Leave out any picture and return the remaining listing below exactly as given.

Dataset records
◆ ◆ ◆
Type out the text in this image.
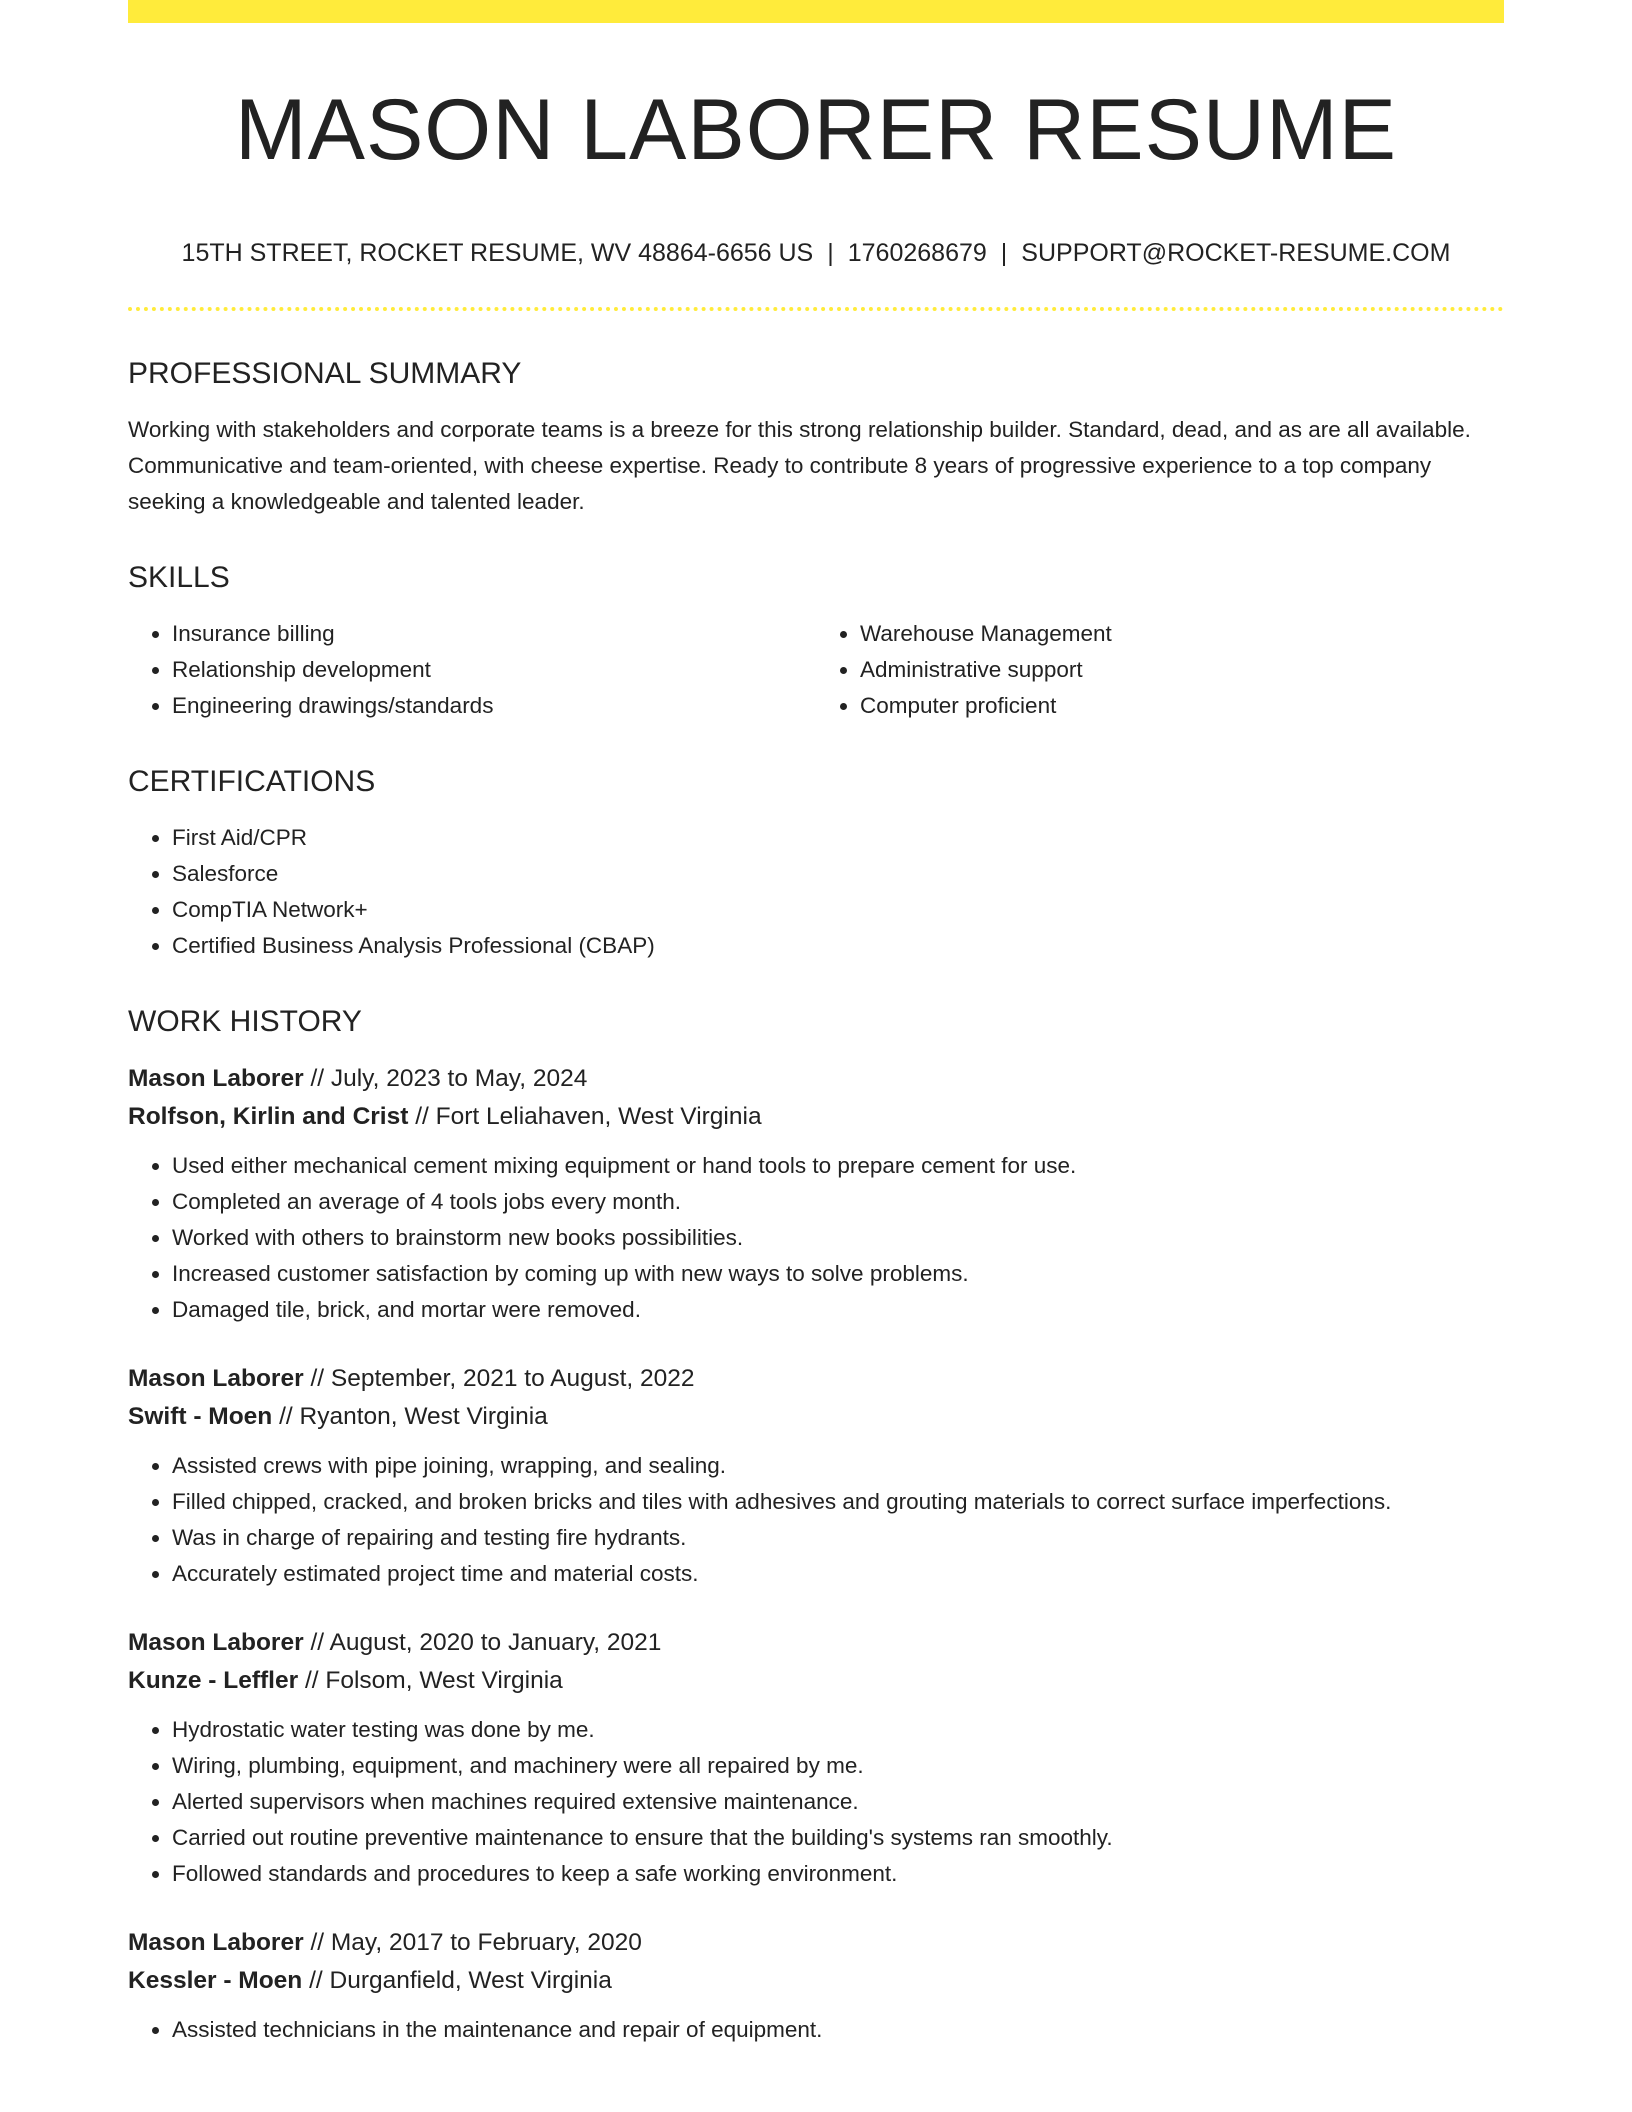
MASON LABORER RESUME
15TH STREET, ROCKET RESUME, WV 48864-6656 US | 1760268679 | SUPPORT@ROCKET-RESUME.COM
PROFESSIONAL SUMMARY

Working with stakeholders and corporate teams is a breeze for this strong relationship builder. Standard, dead, and as are all available. Communicative and team-oriented, with cheese expertise. Ready to contribute 8 years of progressive experience to a top company seeking a knowledgeable and talented leader.

SKILLS
• Insurance billing
• Relationship development
• Engineering drawings/standards
• Warehouse Management
• Administrative support
• Computer proficient
CERTIFICATIONS
• First Aid/CPR
• Salesforce
• CompTIA Network+
• Certified Business Analysis Professional (CBAP)
WORK HISTORY
Mason Laborer // July, 2023 to May, 2024
Rolfson, Kirlin and Crist // Fort Leliahaven, West Virginia
• Used either mechanical cement mixing equipment or hand tools to prepare cement for use.
• Completed an average of 4 tools jobs every month.
• Worked with others to brainstorm new books possibilities.
• Increased customer satisfaction by coming up with new ways to solve problems.
• Damaged tile, brick, and mortar were removed.
Mason Laborer // September, 2021 to August, 2022
Swift - Moen // Ryanton, West Virginia
• Assisted crews with pipe joining, wrapping, and sealing.
• Filled chipped, cracked, and broken bricks and tiles with adhesives and grouting materials to correct surface imperfections.
• Was in charge of repairing and testing fire hydrants.
• Accurately estimated project time and material costs.
Mason Laborer // August, 2020 to January, 2021
Kunze - Leffler // Folsom, West Virginia
• Hydrostatic water testing was done by me.
• Wiring, plumbing, equipment, and machinery were all repaired by me.
• Alerted supervisors when machines required extensive maintenance.
• Carried out routine preventive maintenance to ensure that the building's systems ran smoothly.
• Followed standards and procedures to keep a safe working environment.
Mason Laborer // May, 2017 to February, 2020
Kessler - Moen // Durganfield, West Virginia
• Assisted technicians in the maintenance and repair of equipment.
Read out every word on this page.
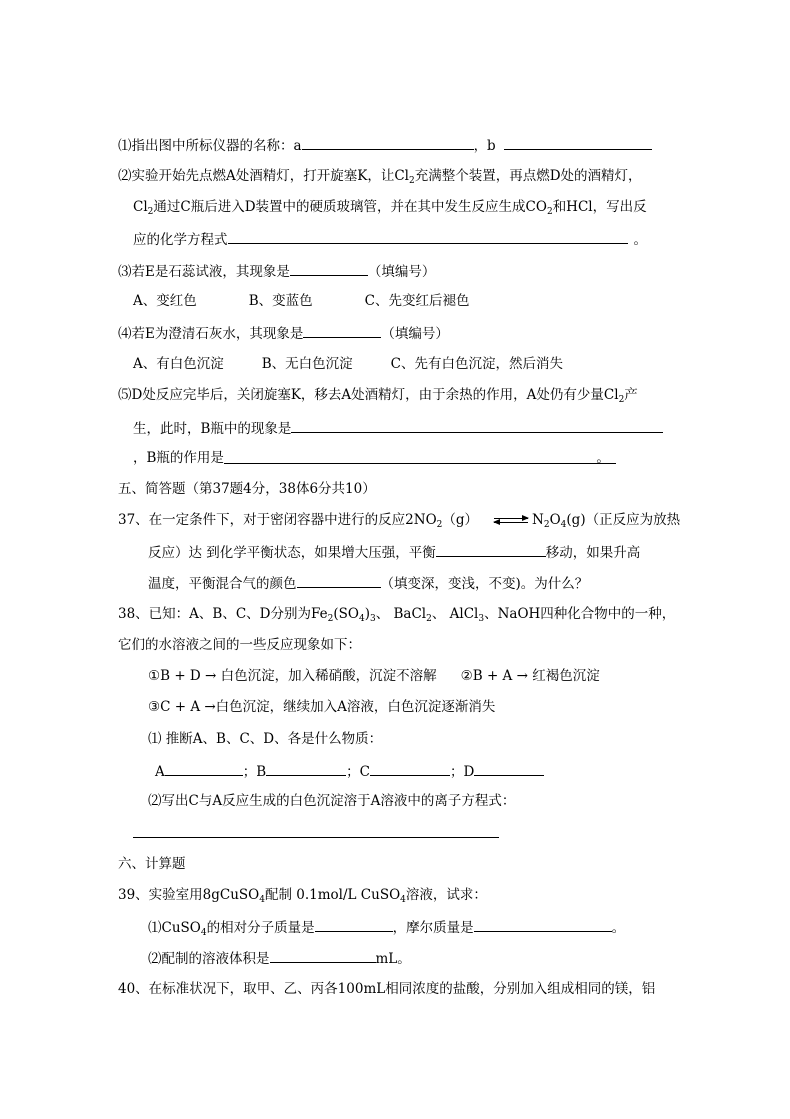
⑴指出图中所标仪器的名称：a	，b
⑵实验开始先点燃A处酒精灯，打开旋塞K，让$Cl_2$充满整个装置，再点燃D处的酒精灯，
$Cl_2$通过C瓶后进入D装置中的硬质玻璃管，并在其中发生反应生成$CO_2$和HCl，写出反
应的化学方程式	。
⑶若E是石蕊试液，其现象是	（填编号）
A、变红色	B、变蓝色	C、先变红后褪色
⑷若E为澄清石灰水，其现象是	（填编号）
A、有白色沉淀	B、无白色沉淀	C、先有白色沉淀，然后消失
⑸D处反应完毕后，关闭旋塞K，移去A处酒精灯，由于余热的作用，A处仍有少量$Cl_2$产
生，此时，B瓶中的现象是
，B瓶的作用是	。
五、简答题（第37题4分，38体6分共10）
37、在一定条件下，对于密闭容器中进行的反应$2NO_2(g)$ ⇌ $N_2O_4(g)$（正反应为放热
反应）达 到化学平衡状态，如果增大压强，平衡	移动，如果升高
温度，平衡混合气的颜色	（填变深，变浅，不变)。为什么？
38、已知：A、B、C、D分别为$Fe_2(SO_4)_3$、 BaCl$_2$、 AlCl$_3$、NaOH四种化合物中的一种，
它们的水溶液之间的一些反应现象如下：
①B + D → 白色沉淀，加入稀硝酸，沉淀不溶解 ②B + A → 红褐色沉淀
③C + A →白色沉淀，继续加入A溶液，白色沉淀逐渐消失
⑴ 推断A、B、C、D、各是什么物质：
A	；B	；C	；D
⑵写出C与A反应生成的白色沉淀溶于A溶液中的离子方程式：
六、计算题
39、实验室用8gCuSO$_4$配制 0.1mol/L CuSO$_4$溶液，试求：
⑴CuSO$_4$的相对分子质量是	，摩尔质量是	。
⑵配制的溶液体积是	mL。
40、在标准状况下，取甲、乙、丙各100mL相同浓度的盐酸，分别加入组成相同的镁，铝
◆ ◆ ◆
#### SOLUTION TO THIS EXERCISE:
Type out the text in this image.
MASON LABORER RESUME
15TH STREET, ROCKET RESUME, WV 48864-6656 US | 1760268679 | SUPPORT@ROCKET-RESUME.COM
PROFESSIONAL SUMMARY

Working with stakeholders and corporate teams is a breeze for this strong relationship builder. Standard, dead, and as are all available. Communicative and team-oriented, with cheese expertise. Ready to contribute 8 years of progressive experience to a top company seeking a knowledgeable and talented leader.

SKILLS
• Insurance billing
• Relationship development
• Engineering drawings/standards
• Warehouse Management
• Administrative support
• Computer proficient
CERTIFICATIONS
• First Aid/CPR
• Salesforce
• CompTIA Network+
• Certified Business Analysis Professional (CBAP)
WORK HISTORY
Mason Laborer // July, 2023 to May, 2024
Rolfson, Kirlin and Crist // Fort Leliahaven, West Virginia
• Used either mechanical cement mixing equipment or hand tools to prepare cement for use.
• Completed an average of 4 tools jobs every month.
• Worked with others to brainstorm new books possibilities.
• Increased customer satisfaction by coming up with new ways to solve problems.
• Damaged tile, brick, and mortar were removed.
Mason Laborer // September, 2021 to August, 2022
Swift - Moen // Ryanton, West Virginia
• Assisted crews with pipe joining, wrapping, and sealing.
• Filled chipped, cracked, and broken bricks and tiles with adhesives and grouting materials to correct surface imperfections.
• Was in charge of repairing and testing fire hydrants.
• Accurately estimated project time and material costs.
Mason Laborer // August, 2020 to January, 2021
Kunze - Leffler // Folsom, West Virginia
• Hydrostatic water testing was done by me.
• Wiring, plumbing, equipment, and machinery were all repaired by me.
• Alerted supervisors when machines required extensive maintenance.
• Carried out routine preventive maintenance to ensure that the building's systems ran smoothly.
• Followed standards and procedures to keep a safe working environment.
Mason Laborer // May, 2017 to February, 2020
Kessler - Moen // Durganfield, West Virginia
• Assisted technicians in the maintenance and repair of equipment.
Read out every word on this page.
⑴指出图中所标仪器的名称：a	，b
⑵实验开始先点燃A处酒精灯，打开旋塞K，让$Cl_2$充满整个装置，再点燃D处的酒精灯，
$Cl_2$通过C瓶后进入D装置中的硬质玻璃管，并在其中发生反应生成$CO_2$和HCl，写出反
应的化学方程式	。
⑶若E是石蕊试液，其现象是	（填编号）
A、变红色	B、变蓝色	C、先变红后褪色
⑷若E为澄清石灰水，其现象是	（填编号）
A、有白色沉淀	B、无白色沉淀	C、先有白色沉淀，然后消失
⑸D处反应完毕后，关闭旋塞K，移去A处酒精灯，由于余热的作用，A处仍有少量$Cl_2$产
生，此时，B瓶中的现象是
，B瓶的作用是	。
五、简答题（第37题4分，38体6分共10）
37、在一定条件下，对于密闭容器中进行的反应$2NO_2(g)$ ⇌ $N_2O_4(g)$（正反应为放热
反应）达 到化学平衡状态，如果增大压强，平衡	移动，如果升高
温度，平衡混合气的颜色	（填变深，变浅，不变)。为什么？
38、已知：A、B、C、D分别为$Fe_2(SO_4)_3$、 BaCl$_2$、 AlCl$_3$、NaOH四种化合物中的一种，
它们的水溶液之间的一些反应现象如下：
①B + D → 白色沉淀，加入稀硝酸，沉淀不溶解 ②B + A → 红褐色沉淀
③C + A →白色沉淀，继续加入A溶液，白色沉淀逐渐消失
⑴ 推断A、B、C、D、各是什么物质：
A	；B	；C	；D
⑵写出C与A反应生成的白色沉淀溶于A溶液中的离子方程式：
六、计算题
39、实验室用8gCuSO$_4$配制 0.1mol/L CuSO$_4$溶液，试求：
⑴CuSO$_4$的相对分子质量是	，摩尔质量是	。
⑵配制的溶液体积是	mL。
40、在标准状况下，取甲、乙、丙各100mL相同浓度的盐酸，分别加入组成相同的镁，铝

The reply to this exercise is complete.